— BEGIN —
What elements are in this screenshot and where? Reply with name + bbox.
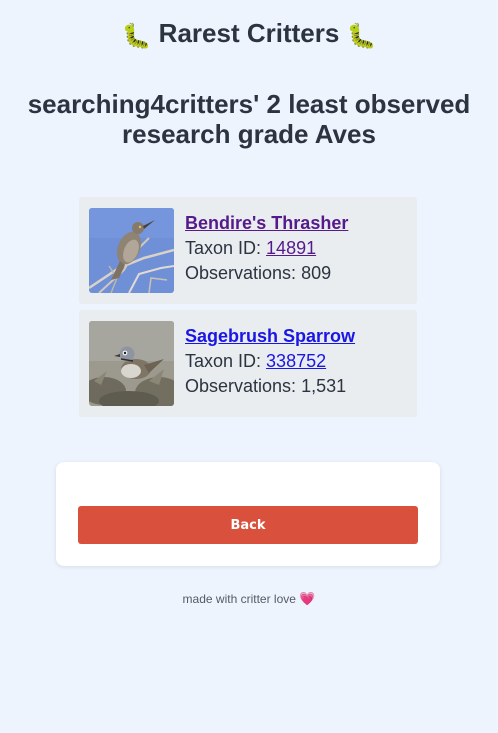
caterpillar-icon: 🐛 (121, 23, 152, 50)
result-card: Bendire's Thrasher Taxon ID: 14891 Obser… (79, 197, 417, 304)
bird-photo (89, 208, 174, 293)
app-title: 🐛 Rarest Critters 🐛 (0, 14, 498, 56)
result-card: Sagebrush Sparrow Taxon ID: 338752 Obser… (79, 310, 417, 417)
app-title-text: Rarest Critters (158, 18, 340, 48)
taxon-id-link[interactable]: 338752 (266, 351, 326, 371)
result-info: Bendire's Thrasher Taxon ID: 14891 Obser… (185, 211, 348, 286)
back-button[interactable]: Back (78, 506, 418, 544)
heart-icon: 💗 (299, 591, 316, 606)
bird-photo (89, 321, 174, 406)
observations-count: 1,531 (301, 376, 347, 396)
observations-row: Observations: 1,531 (185, 376, 347, 396)
footer-text: made with critter love (182, 592, 300, 606)
observations-row: Observations: 809 (185, 263, 332, 283)
results-heading-line-1: searching4critters' 2 least observed (27, 89, 471, 119)
result-info: Sagebrush Sparrow Taxon ID: 338752 Obser… (185, 324, 355, 399)
action-panel: Back (56, 462, 440, 566)
species-link[interactable]: Sagebrush Sparrow (185, 326, 355, 346)
observations-count: 809 (301, 263, 332, 283)
caterpillar-icon: 🐛 (346, 23, 377, 50)
results-heading-line-2: research grade Aves (122, 119, 376, 149)
results-heading: searching4critters' 2 least observed res… (0, 89, 498, 149)
footer: made with critter love 💗 (0, 590, 498, 608)
taxon-id-row: Taxon ID: 338752 (185, 351, 327, 371)
taxon-id-row: Taxon ID: 14891 (185, 238, 317, 258)
taxon-id-link[interactable]: 14891 (266, 238, 316, 258)
species-link[interactable]: Bendire's Thrasher (185, 213, 348, 233)
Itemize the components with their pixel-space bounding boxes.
— END —
- [Set task]:
Reproduce the data above word for word, from the first line to the last, and omit the picture.

- [Response to this task]:
What elements are in this screenshot and where? Reply with name + bbox.
caterpillar-icon: 🐛 (121, 23, 152, 50)
result-card: Bendire's Thrasher Taxon ID: 14891 Obser… (79, 197, 417, 304)
bird-photo (89, 208, 174, 293)
app-title: 🐛 Rarest Critters 🐛 (0, 14, 498, 56)
result-card: Sagebrush Sparrow Taxon ID: 338752 Obser… (79, 310, 417, 417)
app-title-text: Rarest Critters (158, 18, 340, 48)
taxon-id-link[interactable]: 338752 (266, 351, 326, 371)
result-info: Bendire's Thrasher Taxon ID: 14891 Obser… (185, 211, 348, 286)
back-button[interactable]: Back (78, 506, 418, 544)
heart-icon: 💗 (299, 591, 316, 606)
bird-photo (89, 321, 174, 406)
observations-count: 1,531 (301, 376, 347, 396)
observations-row: Observations: 1,531 (185, 376, 347, 396)
footer-text: made with critter love (182, 592, 300, 606)
observations-row: Observations: 809 (185, 263, 332, 283)
results-heading-line-1: searching4critters' 2 least observed (27, 89, 471, 119)
result-info: Sagebrush Sparrow Taxon ID: 338752 Obser… (185, 324, 355, 399)
action-panel: Back (56, 462, 440, 566)
species-link[interactable]: Sagebrush Sparrow (185, 326, 355, 346)
observations-count: 809 (301, 263, 332, 283)
caterpillar-icon: 🐛 (346, 23, 377, 50)
results-heading-line-2: research grade Aves (122, 119, 376, 149)
results-heading: searching4critters' 2 least observed res… (0, 89, 498, 149)
footer: made with critter love 💗 (0, 590, 498, 608)
taxon-id-row: Taxon ID: 338752 (185, 351, 327, 371)
taxon-id-row: Taxon ID: 14891 (185, 238, 317, 258)
taxon-id-link[interactable]: 14891 (266, 238, 316, 258)
species-link[interactable]: Bendire's Thrasher (185, 213, 348, 233)
Itemize the components with their pixel-space bounding boxes.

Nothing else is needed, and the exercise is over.